**ABOUT THIS TASK**
Reprint the whole of the data exactly.

Saved entries
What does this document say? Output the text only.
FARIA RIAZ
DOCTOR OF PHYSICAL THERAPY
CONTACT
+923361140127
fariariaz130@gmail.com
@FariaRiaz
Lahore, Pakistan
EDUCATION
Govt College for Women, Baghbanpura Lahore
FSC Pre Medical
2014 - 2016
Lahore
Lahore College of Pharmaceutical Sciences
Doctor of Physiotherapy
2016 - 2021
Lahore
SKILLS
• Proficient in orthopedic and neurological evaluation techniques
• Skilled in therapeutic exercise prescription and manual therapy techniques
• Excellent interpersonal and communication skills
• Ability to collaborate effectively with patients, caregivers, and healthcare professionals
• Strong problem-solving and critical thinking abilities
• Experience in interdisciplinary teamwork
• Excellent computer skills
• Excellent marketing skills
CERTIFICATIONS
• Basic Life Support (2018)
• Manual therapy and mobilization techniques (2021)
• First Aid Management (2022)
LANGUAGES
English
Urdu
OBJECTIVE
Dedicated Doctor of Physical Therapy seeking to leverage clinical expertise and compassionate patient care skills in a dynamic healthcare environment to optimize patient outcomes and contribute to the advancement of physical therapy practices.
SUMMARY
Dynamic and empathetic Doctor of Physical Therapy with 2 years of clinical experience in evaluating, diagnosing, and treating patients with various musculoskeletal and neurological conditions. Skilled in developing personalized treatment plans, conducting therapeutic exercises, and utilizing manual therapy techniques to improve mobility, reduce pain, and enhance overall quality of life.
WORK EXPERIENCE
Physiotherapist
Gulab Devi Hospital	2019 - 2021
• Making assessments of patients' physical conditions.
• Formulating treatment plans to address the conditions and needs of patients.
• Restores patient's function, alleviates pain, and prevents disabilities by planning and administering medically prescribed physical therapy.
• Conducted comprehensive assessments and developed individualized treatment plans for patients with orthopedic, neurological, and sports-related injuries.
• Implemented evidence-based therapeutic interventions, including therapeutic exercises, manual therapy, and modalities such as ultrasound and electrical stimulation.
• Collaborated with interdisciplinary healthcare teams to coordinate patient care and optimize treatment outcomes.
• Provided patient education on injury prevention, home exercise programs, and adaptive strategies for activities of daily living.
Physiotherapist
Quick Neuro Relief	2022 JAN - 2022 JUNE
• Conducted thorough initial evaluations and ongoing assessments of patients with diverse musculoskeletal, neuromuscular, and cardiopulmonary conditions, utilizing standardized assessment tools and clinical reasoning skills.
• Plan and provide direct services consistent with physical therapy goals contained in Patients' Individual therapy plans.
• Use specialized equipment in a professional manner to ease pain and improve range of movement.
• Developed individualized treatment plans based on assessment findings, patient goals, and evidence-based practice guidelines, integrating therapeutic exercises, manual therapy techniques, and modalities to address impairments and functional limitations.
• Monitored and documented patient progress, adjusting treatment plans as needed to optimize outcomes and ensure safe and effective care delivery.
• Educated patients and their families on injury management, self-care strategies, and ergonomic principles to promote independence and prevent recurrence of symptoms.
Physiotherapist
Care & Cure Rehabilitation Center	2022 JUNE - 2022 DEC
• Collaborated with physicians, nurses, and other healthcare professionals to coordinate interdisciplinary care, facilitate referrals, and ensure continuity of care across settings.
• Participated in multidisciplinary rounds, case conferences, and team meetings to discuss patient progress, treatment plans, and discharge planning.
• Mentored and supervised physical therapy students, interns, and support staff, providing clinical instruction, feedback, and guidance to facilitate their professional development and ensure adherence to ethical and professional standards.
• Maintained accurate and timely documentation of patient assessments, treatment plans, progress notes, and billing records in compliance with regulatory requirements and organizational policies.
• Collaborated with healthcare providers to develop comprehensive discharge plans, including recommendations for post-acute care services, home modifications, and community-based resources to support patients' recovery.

**PROBLEM SOLUTION**
What does this document say? Output the text only.
FARIA RIAZ
DOCTOR OF PHYSICAL THERAPY
CONTACT
+923361140127
fariariaz130@gmail.com
@FariaRiaz
Lahore, Pakistan
EDUCATION
Govt College for Women, Baghbanpura Lahore
FSC Pre Medical
2014 - 2016
Lahore
Lahore College of Pharmaceutical Sciences
Doctor of Physiotherapy
2016 - 2021
Lahore
SKILLS
• Proficient in orthopedic and neurological evaluation techniques
• Skilled in therapeutic exercise prescription and manual therapy techniques
• Excellent interpersonal and communication skills
• Ability to collaborate effectively with patients, caregivers, and healthcare professionals
• Strong problem-solving and critical thinking abilities
• Experience in interdisciplinary teamwork
• Excellent computer skills
• Excellent marketing skills
CERTIFICATIONS
• Basic Life Support (2018)
• Manual therapy and mobilization techniques (2021)
• First Aid Management (2022)
LANGUAGES
English
Urdu
OBJECTIVE
Dedicated Doctor of Physical Therapy seeking to leverage clinical expertise and compassionate patient care skills in a dynamic healthcare environment to optimize patient outcomes and contribute to the advancement of physical therapy practices.
SUMMARY
Dynamic and empathetic Doctor of Physical Therapy with 2 years of clinical experience in evaluating, diagnosing, and treating patients with various musculoskeletal and neurological conditions. Skilled in developing personalized treatment plans, conducting therapeutic exercises, and utilizing manual therapy techniques to improve mobility, reduce pain, and enhance overall quality of life.
WORK EXPERIENCE
Physiotherapist
Gulab Devi Hospital	2019 - 2021
• Making assessments of patients' physical conditions.
• Formulating treatment plans to address the conditions and needs of patients.
• Restores patient's function, alleviates pain, and prevents disabilities by planning and administering medically prescribed physical therapy.
• Conducted comprehensive assessments and developed individualized treatment plans for patients with orthopedic, neurological, and sports-related injuries.
• Implemented evidence-based therapeutic interventions, including therapeutic exercises, manual therapy, and modalities such as ultrasound and electrical stimulation.
• Collaborated with interdisciplinary healthcare teams to coordinate patient care and optimize treatment outcomes.
• Provided patient education on injury prevention, home exercise programs, and adaptive strategies for activities of daily living.
Physiotherapist
Quick Neuro Relief	2022 JAN - 2022 JUNE
• Conducted thorough initial evaluations and ongoing assessments of patients with diverse musculoskeletal, neuromuscular, and cardiopulmonary conditions, utilizing standardized assessment tools and clinical reasoning skills.
• Plan and provide direct services consistent with physical therapy goals contained in Patients' Individual therapy plans.
• Use specialized equipment in a professional manner to ease pain and improve range of movement.
• Developed individualized treatment plans based on assessment findings, patient goals, and evidence-based practice guidelines, integrating therapeutic exercises, manual therapy techniques, and modalities to address impairments and functional limitations.
• Monitored and documented patient progress, adjusting treatment plans as needed to optimize outcomes and ensure safe and effective care delivery.
• Educated patients and their families on injury management, self-care strategies, and ergonomic principles to promote independence and prevent recurrence of symptoms.
Physiotherapist
Care & Cure Rehabilitation Center	2022 JUNE - 2022 DEC
• Collaborated with physicians, nurses, and other healthcare professionals to coordinate interdisciplinary care, facilitate referrals, and ensure continuity of care across settings.
• Participated in multidisciplinary rounds, case conferences, and team meetings to discuss patient progress, treatment plans, and discharge planning.
• Mentored and supervised physical therapy students, interns, and support staff, providing clinical instruction, feedback, and guidance to facilitate their professional development and ensure adherence to ethical and professional standards.
• Maintained accurate and timely documentation of patient assessments, treatment plans, progress notes, and billing records in compliance with regulatory requirements and organizational policies.
• Collaborated with healthcare providers to develop comprehensive discharge plans, including recommendations for post-acute care services, home modifications, and community-based resources to support patients' recovery.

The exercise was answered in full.